▸ TASK DETAILS: Copy all lines below containing "used".

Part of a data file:
## Begin

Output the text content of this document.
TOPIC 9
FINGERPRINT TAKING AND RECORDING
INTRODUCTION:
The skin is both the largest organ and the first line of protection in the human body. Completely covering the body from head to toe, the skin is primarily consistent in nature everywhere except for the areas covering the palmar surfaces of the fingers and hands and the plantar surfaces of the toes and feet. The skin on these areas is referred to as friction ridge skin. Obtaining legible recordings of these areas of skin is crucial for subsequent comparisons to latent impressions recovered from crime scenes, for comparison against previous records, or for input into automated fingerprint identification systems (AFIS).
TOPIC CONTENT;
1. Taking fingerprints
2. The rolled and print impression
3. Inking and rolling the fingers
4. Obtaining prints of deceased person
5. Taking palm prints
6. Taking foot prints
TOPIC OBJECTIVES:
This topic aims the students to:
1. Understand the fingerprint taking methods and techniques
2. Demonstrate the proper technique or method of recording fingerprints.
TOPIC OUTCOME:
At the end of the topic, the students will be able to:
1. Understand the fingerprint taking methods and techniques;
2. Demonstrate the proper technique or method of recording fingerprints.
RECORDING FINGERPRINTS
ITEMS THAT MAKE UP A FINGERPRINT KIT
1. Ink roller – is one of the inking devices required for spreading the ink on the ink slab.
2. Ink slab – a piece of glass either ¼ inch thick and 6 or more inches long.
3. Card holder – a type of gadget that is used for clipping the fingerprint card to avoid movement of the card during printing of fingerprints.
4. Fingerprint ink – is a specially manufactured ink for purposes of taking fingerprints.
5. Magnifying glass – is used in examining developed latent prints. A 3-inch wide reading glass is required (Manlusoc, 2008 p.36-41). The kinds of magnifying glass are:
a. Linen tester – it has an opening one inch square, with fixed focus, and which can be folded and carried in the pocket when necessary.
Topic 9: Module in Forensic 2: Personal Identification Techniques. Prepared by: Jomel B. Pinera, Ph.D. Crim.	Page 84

## End

▸ SOLUTION TO THIS EXERCISE:
3. Card holder – a type of gadget that is used for clipping the fingerprint card to avoid movement of the card during printing of fingerprints.
5. Magnifying glass – is used in examining developed latent prints. A 3-inch wide reading glass is required (Manlusoc, 2008 p.36-41). The kinds of magnifying glass are:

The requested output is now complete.